▸ **Task to carry out**: Copy out each line exactly as it appears.

*****

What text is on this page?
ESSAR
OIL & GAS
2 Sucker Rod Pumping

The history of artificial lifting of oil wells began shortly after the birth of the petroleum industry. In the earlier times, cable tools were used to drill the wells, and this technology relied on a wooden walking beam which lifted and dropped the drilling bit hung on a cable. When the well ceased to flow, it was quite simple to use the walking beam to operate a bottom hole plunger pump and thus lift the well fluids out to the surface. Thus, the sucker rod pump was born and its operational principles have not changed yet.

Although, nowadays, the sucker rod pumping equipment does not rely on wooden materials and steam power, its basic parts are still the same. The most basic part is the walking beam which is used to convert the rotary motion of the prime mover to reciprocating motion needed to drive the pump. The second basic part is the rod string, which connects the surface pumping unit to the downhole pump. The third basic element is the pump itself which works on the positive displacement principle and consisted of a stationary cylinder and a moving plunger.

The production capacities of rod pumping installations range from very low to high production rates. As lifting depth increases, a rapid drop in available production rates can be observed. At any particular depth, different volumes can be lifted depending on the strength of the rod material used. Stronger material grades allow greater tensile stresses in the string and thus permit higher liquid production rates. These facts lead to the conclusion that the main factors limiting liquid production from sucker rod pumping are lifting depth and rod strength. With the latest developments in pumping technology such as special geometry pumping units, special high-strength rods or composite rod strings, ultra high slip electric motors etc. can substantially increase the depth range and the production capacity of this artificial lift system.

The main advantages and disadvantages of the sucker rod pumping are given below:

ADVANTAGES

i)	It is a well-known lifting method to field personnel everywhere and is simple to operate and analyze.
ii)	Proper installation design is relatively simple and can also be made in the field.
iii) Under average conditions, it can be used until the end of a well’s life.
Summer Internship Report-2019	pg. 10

*****

▸ **Final result**:
What text is on this page?
ESSAR
OIL & GAS
2 Sucker Rod Pumping

The history of artificial lifting of oil wells began shortly after the birth of the petroleum industry. In the earlier times, cable tools were used to drill the wells, and this technology relied on a wooden walking beam which lifted and dropped the drilling bit hung on a cable. When the well ceased to flow, it was quite simple to use the walking beam to operate a bottom hole plunger pump and thus lift the well fluids out to the surface. Thus, the sucker rod pump was born and its operational principles have not changed yet.

Although, nowadays, the sucker rod pumping equipment does not rely on wooden materials and steam power, its basic parts are still the same. The most basic part is the walking beam which is used to convert the rotary motion of the prime mover to reciprocating motion needed to drive the pump. The second basic part is the rod string, which connects the surface pumping unit to the downhole pump. The third basic element is the pump itself which works on the positive displacement principle and consisted of a stationary cylinder and a moving plunger.

The production capacities of rod pumping installations range from very low to high production rates. As lifting depth increases, a rapid drop in available production rates can be observed. At any particular depth, different volumes can be lifted depending on the strength of the rod material used. Stronger material grades allow greater tensile stresses in the string and thus permit higher liquid production rates. These facts lead to the conclusion that the main factors limiting liquid production from sucker rod pumping are lifting depth and rod strength. With the latest developments in pumping technology such as special geometry pumping units, special high-strength rods or composite rod strings, ultra high slip electric motors etc. can substantially increase the depth range and the production capacity of this artificial lift system.

The main advantages and disadvantages of the sucker rod pumping are given below:

ADVANTAGES

i)	It is a well-known lifting method to field personnel everywhere and is simple to operate and analyze.
ii)	Proper installation design is relatively simple and can also be made in the field.
iii) Under average conditions, it can be used until the end of a well’s life.
Summer Internship Report-2019	pg. 10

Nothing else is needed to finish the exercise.